##### DATA FOR THIS EXERCISE #####

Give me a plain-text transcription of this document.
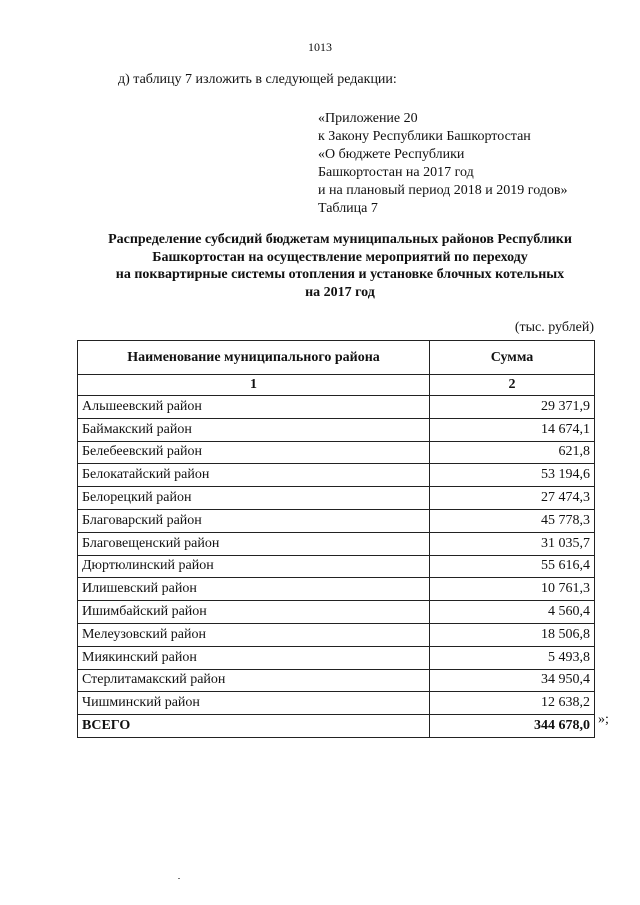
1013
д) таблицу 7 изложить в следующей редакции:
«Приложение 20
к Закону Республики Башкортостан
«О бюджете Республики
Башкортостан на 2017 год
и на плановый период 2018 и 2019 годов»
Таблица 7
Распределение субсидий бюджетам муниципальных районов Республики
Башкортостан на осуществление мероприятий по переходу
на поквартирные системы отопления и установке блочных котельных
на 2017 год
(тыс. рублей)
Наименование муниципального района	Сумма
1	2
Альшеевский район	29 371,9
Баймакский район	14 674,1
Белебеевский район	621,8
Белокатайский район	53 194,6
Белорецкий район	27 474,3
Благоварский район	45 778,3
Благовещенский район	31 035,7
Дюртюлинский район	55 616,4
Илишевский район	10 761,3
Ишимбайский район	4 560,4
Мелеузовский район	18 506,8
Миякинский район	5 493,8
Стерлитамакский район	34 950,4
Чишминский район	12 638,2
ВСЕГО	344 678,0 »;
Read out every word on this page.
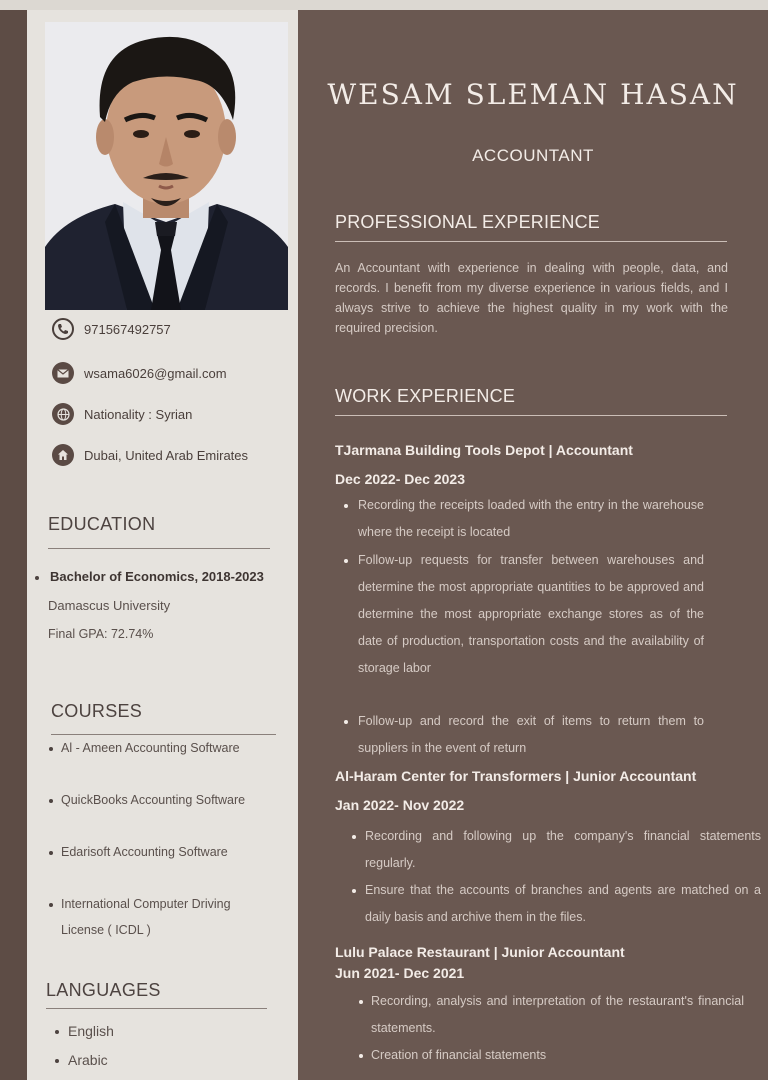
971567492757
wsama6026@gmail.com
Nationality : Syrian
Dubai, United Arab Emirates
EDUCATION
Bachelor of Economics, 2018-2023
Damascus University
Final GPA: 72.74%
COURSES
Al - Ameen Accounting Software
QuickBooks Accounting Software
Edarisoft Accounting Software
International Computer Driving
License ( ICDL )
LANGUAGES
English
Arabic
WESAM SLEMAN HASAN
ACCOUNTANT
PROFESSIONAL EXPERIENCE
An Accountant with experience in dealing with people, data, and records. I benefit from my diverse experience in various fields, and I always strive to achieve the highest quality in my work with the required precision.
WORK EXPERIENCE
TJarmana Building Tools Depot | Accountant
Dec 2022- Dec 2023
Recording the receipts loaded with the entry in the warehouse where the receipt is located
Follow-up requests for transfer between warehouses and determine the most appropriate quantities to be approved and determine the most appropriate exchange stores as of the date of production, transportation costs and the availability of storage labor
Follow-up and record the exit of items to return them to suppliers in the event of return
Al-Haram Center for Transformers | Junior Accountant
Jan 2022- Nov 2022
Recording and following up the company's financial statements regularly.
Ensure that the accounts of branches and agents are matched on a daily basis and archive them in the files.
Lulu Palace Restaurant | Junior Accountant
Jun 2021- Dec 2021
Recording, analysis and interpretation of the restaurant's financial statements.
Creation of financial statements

#####

Can the entries above be repeated exactly, without their pictures?

**ANSWER FOR THIS EXERCISE:**
Give me a plain-text transcription of this document.
1013
д) таблицу 7 изложить в следующей редакции:
«Приложение 20
к Закону Республики Башкортостан
«О бюджете Республики
Башкортостан на 2017 год
и на плановый период 2018 и 2019 годов»
Таблица 7
Распределение субсидий бюджетам муниципальных районов Республики
Башкортостан на осуществление мероприятий по переходу
на поквартирные системы отопления и установке блочных котельных
на 2017 год
(тыс. рублей)
Наименование муниципального района	Сумма
1	2
Альшеевский район	29 371,9
Баймакский район	14 674,1
Белебеевский район	621,8
Белокатайский район	53 194,6
Белорецкий район	27 474,3
Благоварский район	45 778,3
Благовещенский район	31 035,7
Дюртюлинский район	55 616,4
Илишевский район	10 761,3
Ишимбайский район	4 560,4
Мелеузовский район	18 506,8
Миякинский район	5 493,8
Стерлитамакский район	34 950,4
Чишминский район	12 638,2
ВСЕГО	344 678,0 »;
Read out every word on this page.
971567492757
wsama6026@gmail.com
Nationality : Syrian
Dubai, United Arab Emirates
EDUCATION
Bachelor of Economics, 2018-2023
Damascus University
Final GPA: 72.74%
COURSES
Al - Ameen Accounting Software
QuickBooks Accounting Software
Edarisoft Accounting Software
International Computer Driving
License ( ICDL )
LANGUAGES
English
Arabic
WESAM SLEMAN HASAN
ACCOUNTANT
PROFESSIONAL EXPERIENCE
An Accountant with experience in dealing with people, data, and records. I benefit from my diverse experience in various fields, and I always strive to achieve the highest quality in my work with the required precision.
WORK EXPERIENCE
TJarmana Building Tools Depot | Accountant
Dec 2022- Dec 2023
Recording the receipts loaded with the entry in the warehouse where the receipt is located
Follow-up requests for transfer between warehouses and determine the most appropriate quantities to be approved and determine the most appropriate exchange stores as of the date of production, transportation costs and the availability of storage labor
Follow-up and record the exit of items to return them to suppliers in the event of return
Al-Haram Center for Transformers | Junior Accountant
Jan 2022- Nov 2022
Recording and following up the company's financial statements regularly.
Ensure that the accounts of branches and agents are matched on a daily basis and archive them in the files.
Lulu Palace Restaurant | Junior Accountant
Jun 2021- Dec 2021
Recording, analysis and interpretation of the restaurant's financial statements.
Creation of financial statements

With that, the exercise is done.